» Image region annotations
......
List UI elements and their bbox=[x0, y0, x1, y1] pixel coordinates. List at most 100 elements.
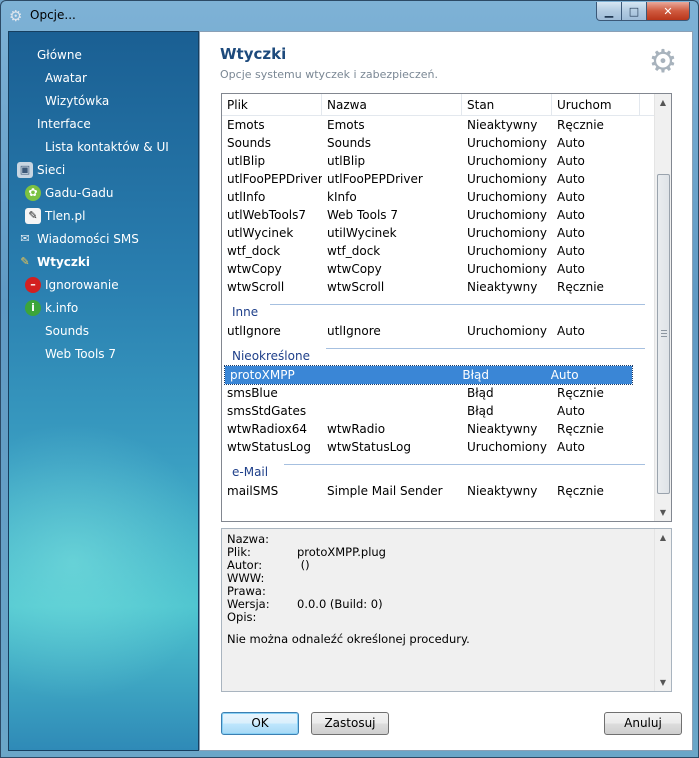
sidebar-item-wtyczki[interactable]: ✎ Wtyczki bbox=[17, 252, 90, 272]
cell-stan: Nieaktywny bbox=[467, 118, 538, 132]
details-message: Nie można odnaleźć określonej procedury. bbox=[227, 632, 470, 646]
cell-uruchom: Ręcznie bbox=[557, 422, 604, 436]
cell-uruchom: Auto bbox=[557, 190, 585, 204]
plugin-row[interactable]: wtwScroll wtwScroll Nieaktywny Ręcznie bbox=[222, 278, 655, 296]
sidebar-item-wiadomości-sms[interactable]: ✉ Wiadomości SMS bbox=[17, 229, 138, 249]
sidebar-item-lista-kontaktów-ui[interactable]: Lista kontaktów & UI bbox=[45, 137, 169, 157]
cell-stan: Uruchomiony bbox=[467, 208, 547, 222]
cell-nazwa: wtf_dock bbox=[327, 244, 381, 258]
cell-plik: wtwRadiox64 bbox=[227, 422, 308, 436]
column-header-uruchom[interactable]: Uruchom bbox=[552, 94, 640, 116]
cell-plik: utlFooPEPDriver bbox=[227, 172, 322, 186]
sidebar-item-label: Interface bbox=[37, 117, 91, 131]
sidebar-item-tlen-pl[interactable]: ✎ Tlen.pl bbox=[25, 206, 85, 226]
ok-button[interactable]: OK bbox=[221, 712, 299, 735]
plugin-row[interactable]: wtf_dock wtf_dock Uruchomiony Auto bbox=[222, 242, 655, 260]
sidebar-item-label: Tlen.pl bbox=[45, 209, 86, 223]
cell-plik: Emots bbox=[227, 118, 265, 132]
column-header: Plik Nazwa Stan Uruchom bbox=[222, 94, 655, 116]
detail-row: Opis: bbox=[227, 611, 297, 624]
cell-plik: utlInfo bbox=[227, 190, 266, 204]
plugin-row[interactable]: wtwRadiox64 wtwRadio Nieaktywny Ręcznie bbox=[222, 420, 655, 438]
sidebar-item-sieci[interactable]: ▣ Sieci bbox=[17, 160, 65, 180]
sidebar-item-gadu-gadu[interactable]: ✿ Gadu-Gadu bbox=[25, 183, 114, 203]
cell-plik: wtf_dock bbox=[227, 244, 281, 258]
plugin-row[interactable]: utlWebTools7 Web Tools 7 Uruchomiony Auto bbox=[222, 206, 655, 224]
cancel-button[interactable]: Anuluj bbox=[604, 712, 682, 735]
cell-uruchom: Auto bbox=[557, 208, 585, 222]
plugin-list[interactable]: Plik Nazwa Stan Uruchom Emots Emots Nieakt… bbox=[221, 93, 672, 522]
title-bar[interactable]: ⚙ Opcje... ▁ □ ✕ bbox=[1, 1, 698, 31]
cell-nazwa: wtwScroll bbox=[327, 280, 385, 294]
plugin-row[interactable]: utlBlip utlBlip Uruchomiony Auto bbox=[222, 152, 655, 170]
sidebar-item-label: k.info bbox=[45, 301, 79, 315]
sidebar-item-interface[interactable]: Interface bbox=[37, 114, 91, 134]
cell-uruchom: Auto bbox=[557, 154, 585, 168]
sidebar-item-label: Wizytówka bbox=[45, 94, 110, 108]
plugin-row[interactable]: wtwCopy wtwCopy Uruchomiony Auto bbox=[222, 260, 655, 278]
group-header[interactable]: Inne bbox=[232, 302, 258, 322]
plugin-row[interactable]: mailSMS Simple Mail Sender Nieaktywny Ręczn… bbox=[222, 482, 655, 500]
list-scrollbar[interactable]: ▲ ▼ bbox=[654, 94, 671, 521]
sidebar-item-k-info[interactable]: i k.info bbox=[25, 298, 78, 318]
sidebar-item-web-tools-7[interactable]: Web Tools 7 bbox=[45, 344, 116, 364]
scrollbar-thumb[interactable] bbox=[657, 174, 670, 494]
close-button[interactable]: ✕ bbox=[647, 2, 690, 21]
cell-plik: utlWycinek bbox=[227, 226, 294, 240]
plugin-details: Nie można odnaleźć określonej procedury.… bbox=[221, 528, 672, 692]
caption-buttons: ▁ □ ✕ bbox=[596, 2, 690, 21]
maximize-button[interactable]: □ bbox=[622, 2, 647, 21]
apply-button[interactable]: Zastosuj bbox=[311, 712, 389, 735]
plugin-row[interactable]: Emots Emots Nieaktywny Ręcznie bbox=[222, 116, 655, 134]
main-panel: Wtyczki Opcje systemu wtyczek i zabezpie… bbox=[199, 31, 693, 751]
details-scroll-down-icon[interactable]: ▼ bbox=[655, 674, 671, 691]
sidebar-item-ignorowanie[interactable]: – Ignorowanie bbox=[25, 275, 119, 295]
plugin-row[interactable]: wtwStatusLog wtwStatusLog Uruchomiony Auto bbox=[222, 438, 655, 456]
plugin-row[interactable]: smsBlue Błąd Ręcznie bbox=[222, 384, 655, 402]
plugin-row[interactable]: smsStdGates Błąd Auto bbox=[222, 402, 655, 420]
column-header-plik[interactable]: Plik bbox=[222, 94, 322, 116]
sidebar-item-wizytówka[interactable]: Wizytówka bbox=[45, 91, 109, 111]
network-icon: ▣ bbox=[17, 162, 33, 178]
sidebar-item-awatar[interactable]: Awatar bbox=[45, 68, 87, 88]
plugin-row[interactable]: utlIgnore utlIgnore Uruchomiony Auto bbox=[222, 322, 655, 340]
scroll-down-arrow-icon[interactable]: ▼ bbox=[655, 504, 671, 521]
plugin-row[interactable]: utlWycinek utilWycinek Uruchomiony Auto bbox=[222, 224, 655, 242]
cell-uruchom: Auto bbox=[557, 404, 585, 418]
cell-nazwa: Simple Mail Sender bbox=[327, 484, 443, 498]
sidebar-navigation: Główne Awatar Wizytówka Interface Lista kont… bbox=[8, 31, 199, 751]
cell-uruchom: Auto bbox=[557, 244, 585, 258]
cell-uruchom: Ręcznie bbox=[557, 484, 604, 498]
plugin-row[interactable]: Sounds Sounds Uruchomiony Auto bbox=[222, 134, 655, 152]
cell-uruchom: Auto bbox=[557, 226, 585, 240]
details-scrollbar[interactable]: ▲ ▼ bbox=[654, 529, 671, 691]
cell-plik: Sounds bbox=[227, 136, 272, 150]
sidebar-item-label: Gadu-Gadu bbox=[45, 186, 114, 200]
plugin-row[interactable]: protoXMPP Błąd Auto bbox=[224, 365, 633, 385]
sms-icon: ✉ bbox=[20, 232, 30, 245]
cell-stan: Uruchomiony bbox=[467, 440, 547, 454]
cell-plik: utlIgnore bbox=[227, 324, 281, 338]
cell-plik: wtwStatusLog bbox=[227, 440, 312, 454]
column-header-nazwa[interactable]: Nazwa bbox=[322, 94, 462, 116]
details-scroll-up-icon[interactable]: ▲ bbox=[655, 529, 671, 546]
minimize-button[interactable]: ▁ bbox=[596, 2, 622, 21]
sidebar-item-sounds[interactable]: Sounds bbox=[45, 321, 89, 341]
cell-uruchom: Auto bbox=[557, 136, 585, 150]
cell-stan: Uruchomiony bbox=[467, 244, 547, 258]
sidebar-item-główne[interactable]: Główne bbox=[37, 45, 82, 65]
cell-stan: Nieaktywny bbox=[467, 422, 538, 436]
cell-stan: Uruchomiony bbox=[467, 172, 547, 186]
ignore-icon: – bbox=[25, 277, 41, 293]
plugin-row[interactable]: utlInfo kInfo Uruchomiony Auto bbox=[222, 188, 655, 206]
group-header[interactable]: e-Mail bbox=[232, 462, 268, 482]
plugin-row[interactable]: utlFooPEPDriver utlFooPEPDriver Uruchomion… bbox=[222, 170, 655, 188]
cell-stan: Błąd bbox=[467, 404, 494, 418]
sidebar-item-label: Web Tools 7 bbox=[45, 347, 116, 361]
cell-nazwa: wtwCopy bbox=[327, 262, 382, 276]
group-header[interactable]: Nieokreślone bbox=[232, 346, 310, 366]
cell-plik: wtwScroll bbox=[227, 280, 285, 294]
cell-nazwa: utilWycinek bbox=[327, 226, 397, 240]
scroll-up-arrow-icon[interactable]: ▲ bbox=[655, 94, 671, 111]
column-header-stan[interactable]: Stan bbox=[462, 94, 552, 116]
......
» To be done
Copy the lines above verbatim, starting at the line containing "sidebar-item-wtyczki[interactable]: ✎ Wtyczki" and ending at the line containing "sidebar-item-wiadomości-sms[interactable]: ✉ Wiadomości", both included.

» Solved exercise
sidebar-item-wtyczki[interactable]: ✎ Wtyczki bbox=[17, 252, 90, 272]
cell-stan: Nieaktywny bbox=[467, 118, 538, 132]
details-message: Nie można odnaleźć określonej procedury. bbox=[227, 632, 470, 646]
cell-uruchom: Ręcznie bbox=[557, 422, 604, 436]
cell-uruchom: Auto bbox=[557, 190, 585, 204]
plugin-row[interactable]: wtwScroll wtwScroll Nieaktywny Ręcznie bbox=[222, 278, 655, 296]
sidebar-item-wiadomości-sms[interactable]: ✉ Wiadomości SMS bbox=[17, 229, 138, 249]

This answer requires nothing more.